• TASK INSTRUCTIONS:
Set the listing down unchanged, minus every embedded image.

• ENTRIES SUPPLIED:
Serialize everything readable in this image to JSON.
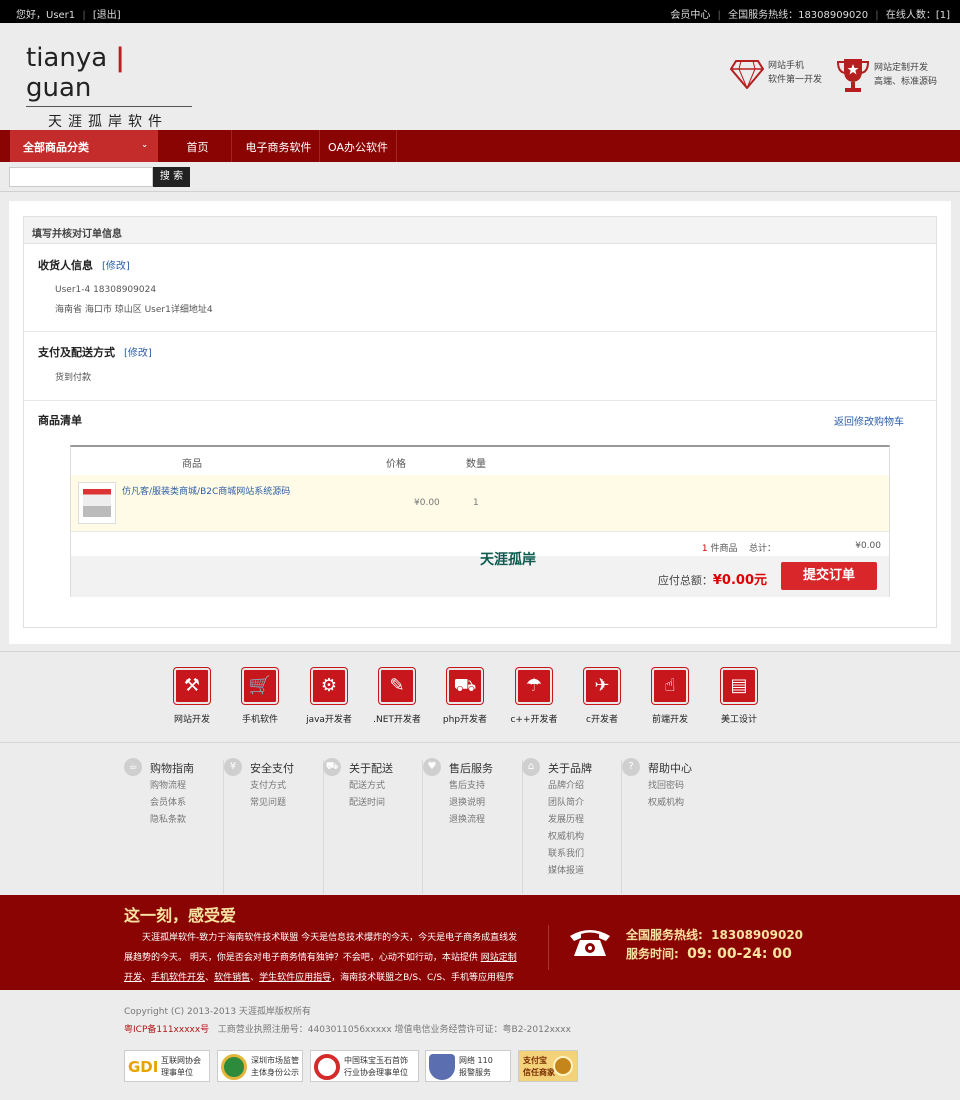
{
  "topbar": {
    "greeting": "您好，User1",
    "logout": "[退出]",
    "member": "会员中心",
    "hotline": "全国服务热线：18308909020",
    "online": "在线人数：[1]"
  },
  "logo": {
    "en_a": "tianya",
    "en_sep": "|",
    "en_b": "guan",
    "cn": "天涯孤岸软件"
  },
  "promo": [
    {
      "line1": "网站手机",
      "line2": "软件第一开发"
    },
    {
      "line1": "网站定制开发",
      "line2": "高端、标准源码"
    }
  ],
  "nav": {
    "category": "全部商品分类",
    "items": [
      "首页",
      "电子商务软件",
      "OA办公软件"
    ]
  },
  "search": {
    "placeholder": "",
    "button": "搜 索"
  },
  "order": {
    "title": "填写并核对订单信息",
    "receiver": {
      "heading": "收货人信息",
      "modify": "[修改]",
      "line1": "User1-4   18308909024",
      "line2": "海南省 海口市 琼山区   User1详细地址4"
    },
    "payment": {
      "heading": "支付及配送方式",
      "modify": "[修改]",
      "method": "货到付款"
    },
    "goods": {
      "heading": "商品清单",
      "back": "返回修改购物车",
      "cols": {
        "product": "商品",
        "price": "价格",
        "qty": "数量"
      },
      "items": [
        {
          "name": "仿凡客/服装类商城/B2C商城网站系统源码",
          "price": "¥0.00",
          "qty": "1"
        }
      ],
      "count": "1",
      "count_label": "件商品",
      "total_label": "总计：",
      "total": "¥0.00",
      "pay_label": "应付总额：",
      "pay_total": "¥0.00元",
      "submit": "提交订单"
    }
  },
  "watermark": "天涯孤岸",
  "services": [
    {
      "label": "网站开发",
      "icon": "tools-icon"
    },
    {
      "label": "手机软件",
      "icon": "cart-icon"
    },
    {
      "label": "java开发者",
      "icon": "gears-icon"
    },
    {
      "label": ".NET开发者",
      "icon": "edit-icon"
    },
    {
      "label": "php开发者",
      "icon": "truck-icon"
    },
    {
      "label": "c++开发者",
      "icon": "umbrella-icon"
    },
    {
      "label": "c开发者",
      "icon": "plane-icon"
    },
    {
      "label": "前端开发",
      "icon": "thumb-icon"
    },
    {
      "label": "美工设计",
      "icon": "gift-icon"
    }
  ],
  "help": [
    {
      "title": "购物指南",
      "icon": "cup-icon",
      "links": [
        "购物流程",
        "会员体系",
        "隐私条款"
      ]
    },
    {
      "title": "安全支付",
      "icon": "yen-icon",
      "links": [
        "支付方式",
        "常见问题"
      ]
    },
    {
      "title": "关于配送",
      "icon": "truck-icon",
      "links": [
        "配送方式",
        "配送时间"
      ]
    },
    {
      "title": "售后服务",
      "icon": "heart-icon",
      "links": [
        "售后支持",
        "退换说明",
        "退换流程"
      ]
    },
    {
      "title": "关于品牌",
      "icon": "home-icon",
      "links": [
        "品牌介绍",
        "团队简介",
        "发展历程",
        "权威机构",
        "联系我们",
        "媒体报道"
      ]
    },
    {
      "title": "帮助中心",
      "icon": "question-icon",
      "links": [
        "找回密码",
        "权威机构"
      ]
    }
  ],
  "footer": {
    "slogan": "这一刻，感受爱",
    "desc1": "天涯孤岸软件-致力于海南软件技术联盟 今天是信息技术爆炸的今天，今天是电子商务成直线发展趋势的今天。 明天，你是否会对电子商务情有独钟？不会吧，心动不如行动，本站提供",
    "desc_link1": "网站定制开发",
    "desc_mid1": "、",
    "desc_link2": "手机软件开发",
    "desc_mid2": "、",
    "desc_link3": "软件销售",
    "desc_mid3": "、",
    "desc_link4": "学生软件应用指导",
    "desc2": "，海南技术联盟之B/S、C/S、手机等应用程序第一开发。",
    "hotline_label": "全国服务热线:",
    "hotline": "18308909020",
    "hours_label": "服务时间:",
    "hours": "09: 00-24: 00",
    "copyright": "Copyright (C) 2013-2013 天涯孤岸版权所有",
    "icp": "粤ICP备111xxxxx号",
    "license": "工商营业执照注册号：4403011056xxxxx   增值电信业务经营许可证：粤B2-2012xxxx",
    "badges": [
      {
        "l1": "互联网协会",
        "l2": "理事单位",
        "mark": "GDI"
      },
      {
        "l1": "深圳市场监管",
        "l2": "主体身份公示",
        "mark": ""
      },
      {
        "l1": "中国珠宝玉石首饰",
        "l2": "行业协会理事单位",
        "mark": ""
      },
      {
        "l1": "网络 110",
        "l2": "报警服务",
        "mark": ""
      },
      {
        "l1": "支付宝",
        "l2": "信任商家",
        "mark": ""
      }
    ]
  }
}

• THE RESPONSE:
Serialize everything readable in this image to JSON.
{
  "topbar": {
    "greeting": "您好，User1",
    "logout": "[退出]",
    "member": "会员中心",
    "hotline": "全国服务热线：18308909020",
    "online": "在线人数：[1]"
  },
  "logo": {
    "en_a": "tianya",
    "en_sep": "|",
    "en_b": "guan",
    "cn": "天涯孤岸软件"
  },
  "promo": [
    {
      "line1": "网站手机",
      "line2": "软件第一开发"
    },
    {
      "line1": "网站定制开发",
      "line2": "高端、标准源码"
    }
  ],
  "nav": {
    "category": "全部商品分类",
    "items": [
      "首页",
      "电子商务软件",
      "OA办公软件"
    ]
  },
  "search": {
    "placeholder": "",
    "button": "搜 索"
  },
  "order": {
    "title": "填写并核对订单信息",
    "receiver": {
      "heading": "收货人信息",
      "modify": "[修改]",
      "line1": "User1-4   18308909024",
      "line2": "海南省 海口市 琼山区   User1详细地址4"
    },
    "payment": {
      "heading": "支付及配送方式",
      "modify": "[修改]",
      "method": "货到付款"
    },
    "goods": {
      "heading": "商品清单",
      "back": "返回修改购物车",
      "cols": {
        "product": "商品",
        "price": "价格",
        "qty": "数量"
      },
      "items": [
        {
          "name": "仿凡客/服装类商城/B2C商城网站系统源码",
          "price": "¥0.00",
          "qty": "1"
        }
      ],
      "count": "1",
      "count_label": "件商品",
      "total_label": "总计：",
      "total": "¥0.00",
      "pay_label": "应付总额：",
      "pay_total": "¥0.00元",
      "submit": "提交订单"
    }
  },
  "watermark": "天涯孤岸",
  "services": [
    {
      "label": "网站开发",
      "icon": "tools-icon"
    },
    {
      "label": "手机软件",
      "icon": "cart-icon"
    },
    {
      "label": "java开发者",
      "icon": "gears-icon"
    },
    {
      "label": ".NET开发者",
      "icon": "edit-icon"
    },
    {
      "label": "php开发者",
      "icon": "truck-icon"
    },
    {
      "label": "c++开发者",
      "icon": "umbrella-icon"
    },
    {
      "label": "c开发者",
      "icon": "plane-icon"
    },
    {
      "label": "前端开发",
      "icon": "thumb-icon"
    },
    {
      "label": "美工设计",
      "icon": "gift-icon"
    }
  ],
  "help": [
    {
      "title": "购物指南",
      "icon": "cup-icon",
      "links": [
        "购物流程",
        "会员体系",
        "隐私条款"
      ]
    },
    {
      "title": "安全支付",
      "icon": "yen-icon",
      "links": [
        "支付方式",
        "常见问题"
      ]
    },
    {
      "title": "关于配送",
      "icon": "truck-icon",
      "links": [
        "配送方式",
        "配送时间"
      ]
    },
    {
      "title": "售后服务",
      "icon": "heart-icon",
      "links": [
        "售后支持",
        "退换说明",
        "退换流程"
      ]
    },
    {
      "title": "关于品牌",
      "icon": "home-icon",
      "links": [
        "品牌介绍",
        "团队简介",
        "发展历程",
        "权威机构",
        "联系我们",
        "媒体报道"
      ]
    },
    {
      "title": "帮助中心",
      "icon": "question-icon",
      "links": [
        "找回密码",
        "权威机构"
      ]
    }
  ],
  "footer": {
    "slogan": "这一刻，感受爱",
    "desc1": "天涯孤岸软件-致力于海南软件技术联盟 今天是信息技术爆炸的今天，今天是电子商务成直线发展趋势的今天。 明天，你是否会对电子商务情有独钟？不会吧，心动不如行动，本站提供",
    "desc_link1": "网站定制开发",
    "desc_mid1": "、",
    "desc_link2": "手机软件开发",
    "desc_mid2": "、",
    "desc_link3": "软件销售",
    "desc_mid3": "、",
    "desc_link4": "学生软件应用指导",
    "desc2": "，海南技术联盟之B/S、C/S、手机等应用程序第一开发。",
    "hotline_label": "全国服务热线:",
    "hotline": "18308909020",
    "hours_label": "服务时间:",
    "hours": "09: 00-24: 00",
    "copyright": "Copyright (C) 2013-2013 天涯孤岸版权所有",
    "icp": "粤ICP备111xxxxx号",
    "license": "工商营业执照注册号：4403011056xxxxx   增值电信业务经营许可证：粤B2-2012xxxx",
    "badges": [
      {
        "l1": "互联网协会",
        "l2": "理事单位",
        "mark": "GDI"
      },
      {
        "l1": "深圳市场监管",
        "l2": "主体身份公示",
        "mark": ""
      },
      {
        "l1": "中国珠宝玉石首饰",
        "l2": "行业协会理事单位",
        "mark": ""
      },
      {
        "l1": "网络 110",
        "l2": "报警服务",
        "mark": ""
      },
      {
        "l1": "支付宝",
        "l2": "信任商家",
        "mark": ""
      }
    ]
  }
}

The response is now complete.